__CONSIGNES DE TRAVAIL__.
(a) Dans le texte sur les paradoxes du monde sauvage, relevez tous les mots et groupes de mots placés entre guillemets « », dans l'ordre où ils apparaissent.
(b) Reprenez le texte sur les paradoxes du monde sauvage juste après sa dernière phrase et écrivez la suite.

__EXTRAIT__.
──────────────────────────────

Les paradoxes du monde sauvage, par François Salmeron, texte de l'édition de fin de résidence Nature In Solidum

Qu’est-ce donc que l’écologie, si ce n’est cette volonté de dénouer le dualisme humain-nature, et de défaire le partage entre le « civilisé » et le « sauvage », qui se trouvent à la racine de la crise environnementale ? Car l’écologie nous invite bien à nous extirper du lourd héritage de « l’ontologie moderne naturaliste » qui, dans le sillage de la science cartésienne, creuse une distinction (et une distance incommensurable…) entre le « cogito » propre à l’humain et la nature, comprise comme une simple « étendue » de matière dont on peut se rendre « comme maître et possesseur ». Au rebours de quoi, l’écologie s’attache, à l’instar des œuvres de Flavien Durand et Thibault Lucas, à réfléchir aux liens qui nous unissent à l’environnement, au-delà d’un simple rapport de domination ou d’exploitation, et à la manière dont on cohabite avec lui.

Désacraliser le sauvage
Mais au juste, que désigne ce « sanctuaire » qui donne son titre à l’exposition ? S’agit-il d’offrir une vision sacralisée de la nature ? De renouer avec le mythe d’une nature originelle ? De nourrir le fantasme d’un retour à la terre vierge ? Non, ce sanctuaire ne désigne pas pour Flavien Durand et Thibault Lucas un « espace idéalisé ». Ni un enclos où s’épanouissent les espèces sauvages, loin du remous de nos activités : car ce serait là une nouvelle manière de marquer notre distance avec le monde vivant, en renouvelant le dualisme humain-nature instauré par la modernité.

──────────────────────────────

__DONNÉES FOURNIES__.

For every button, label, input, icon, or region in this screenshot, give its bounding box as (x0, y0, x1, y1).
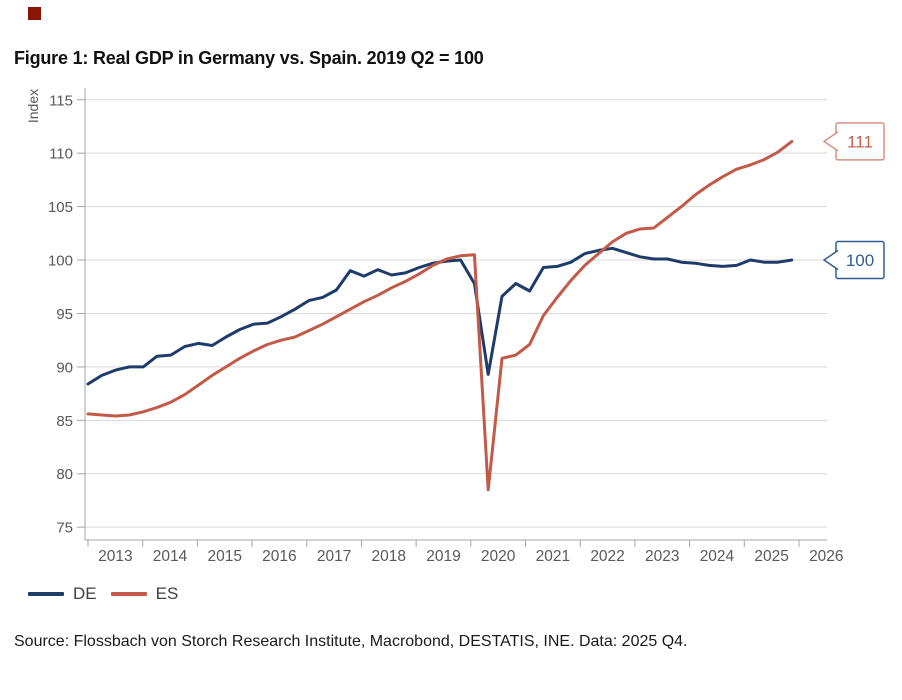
y-tick-label: 115 (49, 92, 73, 109)
chart-legend: DE ES (28, 584, 178, 604)
x-tick-label: 2026 (809, 548, 843, 565)
legend-swatch-es (110, 592, 147, 596)
chart-title: Figure 1: Real GDP in Germany vs. Spain.… (14, 48, 484, 68)
x-tick-label: 2022 (590, 548, 624, 565)
series-line-de (86, 246, 794, 386)
x-tick-label: 2021 (536, 548, 570, 565)
y-tick-label: 85 (56, 413, 73, 430)
end-callout-pointer-de (822, 249, 839, 271)
series-line-es (86, 139, 794, 492)
y-tick-label: 105 (48, 199, 73, 216)
legend-label-es: ES (155, 584, 179, 603)
end-callout-pointer-es (822, 131, 839, 152)
y-tick-label: 80 (56, 466, 73, 483)
x-tick-label: 2019 (426, 548, 460, 565)
x-tick-label: 2018 (372, 548, 406, 565)
y-axis-title: Index (25, 89, 41, 123)
legend-swatch-de (28, 592, 64, 596)
source-note: Source: Flossbach von Storch Research In… (14, 633, 688, 650)
x-tick-label: 2017 (317, 548, 351, 565)
y-tick-label: 110 (49, 146, 73, 163)
end-callout-value-de: 100 (846, 251, 874, 270)
end-callout-value-es: 111 (847, 132, 873, 151)
y-tick-label: 95 (56, 306, 73, 323)
x-tick-label: 2014 (153, 548, 188, 565)
x-tick-label: 2020 (481, 548, 516, 565)
y-tick-label: 75 (56, 520, 73, 537)
brand-logo-square (28, 7, 41, 20)
legend-item-de: DE (28, 584, 97, 604)
x-tick-label: 2015 (207, 548, 241, 565)
y-tick-label: 90 (56, 359, 73, 376)
y-tick-label: 100 (48, 253, 73, 270)
legend-label-de: DE (73, 584, 97, 603)
legend-item-es: ES (110, 584, 179, 604)
x-tick-label: 2023 (645, 548, 679, 565)
gdp-line-chart: 75 80 85 90 95 100 105 110 115 2013 2014 2015 2016 20… (25, 88, 885, 565)
x-tick-label: 2024 (700, 548, 735, 565)
x-tick-label: 2016 (262, 548, 296, 565)
x-tick-label: 2025 (754, 548, 788, 565)
x-tick-label: 2013 (98, 548, 132, 565)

──────────────────────────────

__RÉPONSES PAR CONSIGNE__.
(a)
« civilisé »
« sauvage »
« l’ontologie moderne naturaliste »
« cogito »
« étendue »
« comme maître et possesseur »
« sanctuaire »
« espace idéalisé »

(b)
Selon les artistes, ce sanctuaire désigne davantage « une friche, une zone périurbaine », donc un entre-deux entre l’humain et la nature, le civilisé et le sauvage. Le sanctuaire décrit en effet un espace abandonné, un lieu découvert par hasard par Flavien Durand, lorsqu’il était enfant. « C’est un lieu préservé car oublié, qui nous situe à contre-courant de l’injonction à protéger la nature », remarque le photographe. Avant de souligner : « Ce n’est pas une réserve ou un parc », car ce genre d’espace n’est qu’une enclave verte, ou une cage dorée, à travers laquelle les sociétés humaines se donnent bonne conscience en accordant quelques hectares aux espèces vivantes…

Montrer sans dévoiler
« L’enjeu pour nous était de parler de ce lieu sans le dévoiler », expliquent Flavien Durand et Thibault Lucas, conscients que leur œuvre, si elle avait cédé à la tentation de rejouer le mythe d’une nature sauvage, n’aurait fait qu’« inciter les gens à aller voir le lieu », au risque de le transformer en une base de loisir ou de pèlerinage touristique. Mais ce titre de « sanctuaire » ne nous renverrait-il pas encore vers un mausolée, ou un espace où les espèces sont muséifiées ? « Non, c’est un principe vivant, une force qui est spontanée, qui n’a pas besoin de nous, mais qui est parmi nous », répondent les artistes. La nature ne se trouve ainsi ni mortifiée, ni artificialisée. Dès lors, l’approche du duo a consisté à se rendre sensible au bruissement des espèces vivantes, et à leurs manières d’être qui habituellement nous échappent, nous surprennent, et nous demandent un effort d’attention.
Mais comment saisir cette pulsation de vie ? « Notre manière de travailler implique une façon d’être : attendre patiemment, se faire petit, habiter un lieu… et voir comment le lieu, en retour, finit par nous habiter », témoignent Flavien et Thibault. Des enjeux propres à l’éthique, qui rend compte par définition de nos manières d’être, et à l’esthétique, qui étymologiquement embrasse notre perception sensible, s’entrecroisent donc. « On est à l’affût, on observe, on se fond dans le sanctuaire, on fait communauté », décrivent les artistes, dont l’approche consiste donc à passer du temps dans le sanctuaire, à s’y attacher, à s’y effacer. L’écologie nécessite un temps long pour se rendre disponible au monde vivant, se fondre dans sa dynamique, et en devenir familier.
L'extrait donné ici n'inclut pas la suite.